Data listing
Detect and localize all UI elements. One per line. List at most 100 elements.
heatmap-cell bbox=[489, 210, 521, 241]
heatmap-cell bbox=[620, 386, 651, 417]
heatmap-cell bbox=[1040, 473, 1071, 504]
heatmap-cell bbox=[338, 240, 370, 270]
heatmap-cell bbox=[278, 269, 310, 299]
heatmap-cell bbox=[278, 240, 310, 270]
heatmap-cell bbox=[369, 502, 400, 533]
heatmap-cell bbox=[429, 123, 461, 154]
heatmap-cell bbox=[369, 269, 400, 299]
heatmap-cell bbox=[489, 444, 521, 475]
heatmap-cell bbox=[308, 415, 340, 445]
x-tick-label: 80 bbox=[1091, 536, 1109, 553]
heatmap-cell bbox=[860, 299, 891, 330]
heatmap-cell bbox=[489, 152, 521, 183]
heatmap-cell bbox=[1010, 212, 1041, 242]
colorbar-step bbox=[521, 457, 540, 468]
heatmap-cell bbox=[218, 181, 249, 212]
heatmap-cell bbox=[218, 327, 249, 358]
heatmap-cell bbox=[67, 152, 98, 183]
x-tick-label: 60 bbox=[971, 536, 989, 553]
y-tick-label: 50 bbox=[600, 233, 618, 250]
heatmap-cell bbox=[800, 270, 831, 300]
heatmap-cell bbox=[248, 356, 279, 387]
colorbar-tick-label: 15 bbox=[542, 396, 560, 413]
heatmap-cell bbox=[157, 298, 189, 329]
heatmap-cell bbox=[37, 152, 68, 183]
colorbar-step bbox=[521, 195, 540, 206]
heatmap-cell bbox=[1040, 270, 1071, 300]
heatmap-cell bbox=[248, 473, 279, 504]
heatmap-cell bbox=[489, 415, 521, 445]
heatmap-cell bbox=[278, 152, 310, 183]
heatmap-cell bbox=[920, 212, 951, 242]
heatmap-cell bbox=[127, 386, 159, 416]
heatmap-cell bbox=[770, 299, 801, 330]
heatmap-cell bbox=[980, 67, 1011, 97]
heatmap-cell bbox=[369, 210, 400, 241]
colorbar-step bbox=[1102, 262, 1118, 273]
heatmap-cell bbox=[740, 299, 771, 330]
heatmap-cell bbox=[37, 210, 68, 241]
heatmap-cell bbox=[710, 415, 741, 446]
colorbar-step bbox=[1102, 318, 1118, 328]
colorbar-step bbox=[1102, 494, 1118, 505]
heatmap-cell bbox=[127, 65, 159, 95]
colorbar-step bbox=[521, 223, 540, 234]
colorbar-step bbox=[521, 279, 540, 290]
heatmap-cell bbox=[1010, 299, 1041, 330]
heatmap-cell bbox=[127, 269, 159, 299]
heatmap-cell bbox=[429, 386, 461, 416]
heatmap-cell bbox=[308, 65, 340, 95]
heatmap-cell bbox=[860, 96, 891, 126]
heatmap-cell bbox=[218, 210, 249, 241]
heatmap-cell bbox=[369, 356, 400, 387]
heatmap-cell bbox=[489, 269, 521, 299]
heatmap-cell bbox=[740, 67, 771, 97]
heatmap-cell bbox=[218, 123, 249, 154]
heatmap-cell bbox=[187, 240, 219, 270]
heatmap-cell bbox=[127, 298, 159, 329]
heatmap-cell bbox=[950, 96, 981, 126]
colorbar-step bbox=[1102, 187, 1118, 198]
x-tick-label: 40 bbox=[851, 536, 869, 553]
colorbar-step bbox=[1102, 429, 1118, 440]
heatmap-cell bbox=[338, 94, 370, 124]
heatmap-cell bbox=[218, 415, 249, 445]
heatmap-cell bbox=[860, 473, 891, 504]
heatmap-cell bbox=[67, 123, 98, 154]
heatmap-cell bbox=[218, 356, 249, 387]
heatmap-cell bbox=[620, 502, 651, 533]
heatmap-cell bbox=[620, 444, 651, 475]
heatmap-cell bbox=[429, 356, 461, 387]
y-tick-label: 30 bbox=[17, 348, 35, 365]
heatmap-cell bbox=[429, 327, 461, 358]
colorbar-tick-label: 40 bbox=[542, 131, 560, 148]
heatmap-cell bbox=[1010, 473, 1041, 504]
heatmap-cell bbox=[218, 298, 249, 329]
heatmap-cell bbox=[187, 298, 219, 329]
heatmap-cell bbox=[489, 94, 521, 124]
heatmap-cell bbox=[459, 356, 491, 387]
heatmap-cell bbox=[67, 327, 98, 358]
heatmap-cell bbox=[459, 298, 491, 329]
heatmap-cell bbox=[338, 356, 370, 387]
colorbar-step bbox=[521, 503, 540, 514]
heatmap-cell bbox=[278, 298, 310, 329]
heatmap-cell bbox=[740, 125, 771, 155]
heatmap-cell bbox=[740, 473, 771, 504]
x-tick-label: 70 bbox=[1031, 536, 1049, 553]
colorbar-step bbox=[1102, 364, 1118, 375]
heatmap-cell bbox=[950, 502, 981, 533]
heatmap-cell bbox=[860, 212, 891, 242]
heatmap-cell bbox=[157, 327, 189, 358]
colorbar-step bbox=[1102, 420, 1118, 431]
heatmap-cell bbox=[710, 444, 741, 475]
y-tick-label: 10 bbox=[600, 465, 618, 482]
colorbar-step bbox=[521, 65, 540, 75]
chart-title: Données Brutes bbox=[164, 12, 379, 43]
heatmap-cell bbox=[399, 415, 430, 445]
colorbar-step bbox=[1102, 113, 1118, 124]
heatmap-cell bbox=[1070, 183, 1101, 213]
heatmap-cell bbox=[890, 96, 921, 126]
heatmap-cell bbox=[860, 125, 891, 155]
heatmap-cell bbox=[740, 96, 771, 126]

Given task: Report every row above that contains the string "tick", copying each such row in full.

Written answer:
x-tick-label: 80 bbox=[1091, 536, 1109, 553]
x-tick-label: 60 bbox=[971, 536, 989, 553]
y-tick-label: 50 bbox=[600, 233, 618, 250]
colorbar-tick-label: 15 bbox=[542, 396, 560, 413]
x-tick-label: 40 bbox=[851, 536, 869, 553]
y-tick-label: 30 bbox=[17, 348, 35, 365]
colorbar-tick-label: 40 bbox=[542, 131, 560, 148]
x-tick-label: 70 bbox=[1031, 536, 1049, 553]
y-tick-label: 10 bbox=[600, 465, 618, 482]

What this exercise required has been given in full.